Já o artigo 128 diz que a lei pode eleger terceiro como responsável se ele estiver vinculado ao fato gerador. Por aí já se vê que não se pode responsabilizar qualquer terceiro, ainda que por norma legal expressa. Porém, mais do que isso, deve-se dizer que também não é qualquer tipo de vínculo com o fato gerador que pode ensejar a responsabilidade de terceiro. Para que isso seja possível, é necessário que esse vínculo seja de tal sorte que permita esse terceiro, elegível como responsável, fazer com que o tributo seja recolhido sem onerar o próprio bolso[11].

[TAREFA PROPOSTA 1]:
Liste, na ordem em que aparecem, todos os verbos no infinitivo do trecho sobre o artigo 128.
[TAREFA PROPOSTA 2]:
Segundo o trecho sobre o artigo 128, o que esse artigo diz?
[TAREFA PROPOSTA 3]:
Cite do trecho sobre o artigo 128 a passagem que começa nas palavras "Já o artigo" e termina depois de "o próprio bolso[11].".

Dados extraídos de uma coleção

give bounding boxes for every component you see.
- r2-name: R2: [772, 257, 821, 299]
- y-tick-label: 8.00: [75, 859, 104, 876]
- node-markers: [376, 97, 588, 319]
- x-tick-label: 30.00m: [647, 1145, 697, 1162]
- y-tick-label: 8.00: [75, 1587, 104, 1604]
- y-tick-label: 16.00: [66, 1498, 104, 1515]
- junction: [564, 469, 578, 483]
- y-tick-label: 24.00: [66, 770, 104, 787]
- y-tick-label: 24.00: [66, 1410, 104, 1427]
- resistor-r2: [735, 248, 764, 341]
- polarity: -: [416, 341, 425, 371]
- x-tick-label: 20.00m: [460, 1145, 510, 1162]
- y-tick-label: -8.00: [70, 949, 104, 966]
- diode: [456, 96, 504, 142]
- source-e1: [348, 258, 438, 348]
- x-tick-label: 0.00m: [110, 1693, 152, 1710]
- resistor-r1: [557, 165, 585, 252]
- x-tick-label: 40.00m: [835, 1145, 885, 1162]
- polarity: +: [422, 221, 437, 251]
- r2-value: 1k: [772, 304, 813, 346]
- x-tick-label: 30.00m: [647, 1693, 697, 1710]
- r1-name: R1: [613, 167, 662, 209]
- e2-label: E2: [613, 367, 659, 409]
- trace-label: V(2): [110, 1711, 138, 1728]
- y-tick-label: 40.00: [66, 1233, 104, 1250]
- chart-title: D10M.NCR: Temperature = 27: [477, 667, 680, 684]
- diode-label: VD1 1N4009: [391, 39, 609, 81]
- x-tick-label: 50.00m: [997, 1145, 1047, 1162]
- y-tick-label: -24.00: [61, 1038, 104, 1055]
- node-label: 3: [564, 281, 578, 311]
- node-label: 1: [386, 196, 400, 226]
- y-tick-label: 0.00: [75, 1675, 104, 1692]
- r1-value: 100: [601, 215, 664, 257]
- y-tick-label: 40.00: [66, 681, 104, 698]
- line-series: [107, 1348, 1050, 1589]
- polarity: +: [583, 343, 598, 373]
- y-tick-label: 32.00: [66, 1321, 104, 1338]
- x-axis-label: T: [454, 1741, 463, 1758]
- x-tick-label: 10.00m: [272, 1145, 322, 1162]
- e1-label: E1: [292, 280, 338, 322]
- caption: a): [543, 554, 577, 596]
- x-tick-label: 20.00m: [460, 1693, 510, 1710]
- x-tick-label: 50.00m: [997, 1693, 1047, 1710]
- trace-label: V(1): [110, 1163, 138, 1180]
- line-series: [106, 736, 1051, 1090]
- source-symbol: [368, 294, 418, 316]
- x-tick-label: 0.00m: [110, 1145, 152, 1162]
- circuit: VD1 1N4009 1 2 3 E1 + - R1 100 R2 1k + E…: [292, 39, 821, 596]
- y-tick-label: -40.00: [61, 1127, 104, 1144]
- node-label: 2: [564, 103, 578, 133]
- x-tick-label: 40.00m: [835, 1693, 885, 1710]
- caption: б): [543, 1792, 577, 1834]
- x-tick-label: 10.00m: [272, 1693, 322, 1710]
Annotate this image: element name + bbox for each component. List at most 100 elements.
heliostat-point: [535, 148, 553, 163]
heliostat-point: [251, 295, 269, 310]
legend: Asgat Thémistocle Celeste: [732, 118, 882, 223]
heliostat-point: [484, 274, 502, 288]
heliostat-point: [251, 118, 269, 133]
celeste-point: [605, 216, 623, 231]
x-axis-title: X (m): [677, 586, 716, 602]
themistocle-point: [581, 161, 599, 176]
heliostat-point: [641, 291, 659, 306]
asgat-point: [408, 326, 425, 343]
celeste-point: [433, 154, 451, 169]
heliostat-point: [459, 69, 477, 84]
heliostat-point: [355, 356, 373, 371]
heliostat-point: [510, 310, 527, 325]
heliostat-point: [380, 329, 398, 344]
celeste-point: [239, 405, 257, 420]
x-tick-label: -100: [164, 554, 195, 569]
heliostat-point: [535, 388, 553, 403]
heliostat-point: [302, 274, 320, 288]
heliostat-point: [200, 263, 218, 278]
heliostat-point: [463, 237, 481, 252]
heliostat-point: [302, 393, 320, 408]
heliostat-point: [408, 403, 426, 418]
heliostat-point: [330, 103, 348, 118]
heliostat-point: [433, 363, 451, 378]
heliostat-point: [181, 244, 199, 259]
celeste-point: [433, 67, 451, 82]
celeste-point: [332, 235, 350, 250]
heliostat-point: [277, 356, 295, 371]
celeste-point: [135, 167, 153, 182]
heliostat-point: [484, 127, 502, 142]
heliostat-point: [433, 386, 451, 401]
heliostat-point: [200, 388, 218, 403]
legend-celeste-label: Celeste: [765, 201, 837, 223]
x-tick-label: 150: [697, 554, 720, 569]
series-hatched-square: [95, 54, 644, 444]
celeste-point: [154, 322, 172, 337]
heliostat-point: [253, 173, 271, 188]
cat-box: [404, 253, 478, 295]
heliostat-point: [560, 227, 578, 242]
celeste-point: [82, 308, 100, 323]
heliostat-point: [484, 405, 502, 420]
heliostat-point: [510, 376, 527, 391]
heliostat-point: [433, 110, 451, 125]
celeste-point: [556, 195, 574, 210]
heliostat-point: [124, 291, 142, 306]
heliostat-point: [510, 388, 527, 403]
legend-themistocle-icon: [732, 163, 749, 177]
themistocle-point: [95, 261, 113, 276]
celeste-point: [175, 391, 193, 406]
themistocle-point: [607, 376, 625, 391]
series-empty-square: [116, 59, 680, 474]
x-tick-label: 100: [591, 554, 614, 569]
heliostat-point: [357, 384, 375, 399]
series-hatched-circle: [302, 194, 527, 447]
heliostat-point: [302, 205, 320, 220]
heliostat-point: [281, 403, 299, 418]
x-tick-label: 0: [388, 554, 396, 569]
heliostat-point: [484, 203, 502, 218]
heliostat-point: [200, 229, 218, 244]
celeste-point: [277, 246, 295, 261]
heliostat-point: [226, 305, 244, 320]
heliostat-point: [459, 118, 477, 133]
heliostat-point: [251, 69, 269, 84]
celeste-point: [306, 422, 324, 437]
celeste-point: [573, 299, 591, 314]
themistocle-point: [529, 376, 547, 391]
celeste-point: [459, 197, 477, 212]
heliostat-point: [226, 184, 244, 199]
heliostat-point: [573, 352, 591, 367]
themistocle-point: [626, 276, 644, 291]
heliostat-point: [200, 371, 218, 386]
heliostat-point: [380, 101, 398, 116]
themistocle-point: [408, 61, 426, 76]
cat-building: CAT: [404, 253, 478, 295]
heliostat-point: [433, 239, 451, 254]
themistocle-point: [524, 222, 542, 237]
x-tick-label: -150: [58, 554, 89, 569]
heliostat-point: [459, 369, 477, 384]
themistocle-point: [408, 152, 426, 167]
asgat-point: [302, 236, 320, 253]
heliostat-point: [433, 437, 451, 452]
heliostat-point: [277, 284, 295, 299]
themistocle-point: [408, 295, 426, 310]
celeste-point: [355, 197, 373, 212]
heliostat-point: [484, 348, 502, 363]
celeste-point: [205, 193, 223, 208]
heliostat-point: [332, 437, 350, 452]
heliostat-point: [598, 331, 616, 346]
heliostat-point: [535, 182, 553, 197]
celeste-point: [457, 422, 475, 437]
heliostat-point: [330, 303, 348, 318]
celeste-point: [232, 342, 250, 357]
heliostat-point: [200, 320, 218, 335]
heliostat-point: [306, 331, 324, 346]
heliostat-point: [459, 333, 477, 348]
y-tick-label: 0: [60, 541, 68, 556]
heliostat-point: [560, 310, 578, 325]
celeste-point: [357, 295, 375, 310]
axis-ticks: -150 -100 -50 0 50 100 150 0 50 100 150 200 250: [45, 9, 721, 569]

[RESULTADO DO EXERCÍCIO 1]:
eleger, responsabilizar, dizer, ensejar, fazer, onerar

[RESULTADO DO EXERCÍCIO 2]:
Diz que a lei pode eleger terceiro como responsável se ele estiver vinculado ao fato gerador.

[RESULTADO DO EXERCÍCIO 3]:
Já o artigo 128 diz que a lei pode eleger terceiro como responsável se ele estiver vinculado ao fato gerador. Por aí já se vê que não se pode responsabilizar qualquer terceiro, ainda que por norma legal expressa. Porém, mais do que isso, deve-se dizer que também não é qualquer tipo de vínculo com o fato gerador que pode ensejar a responsabilidade de terceiro. Para que isso seja possível, é necessário que esse vínculo seja de tal sorte que permita esse terceiro, elegível como responsável, fazer com que o tributo seja recolhido sem onerar o próprio bolso[11].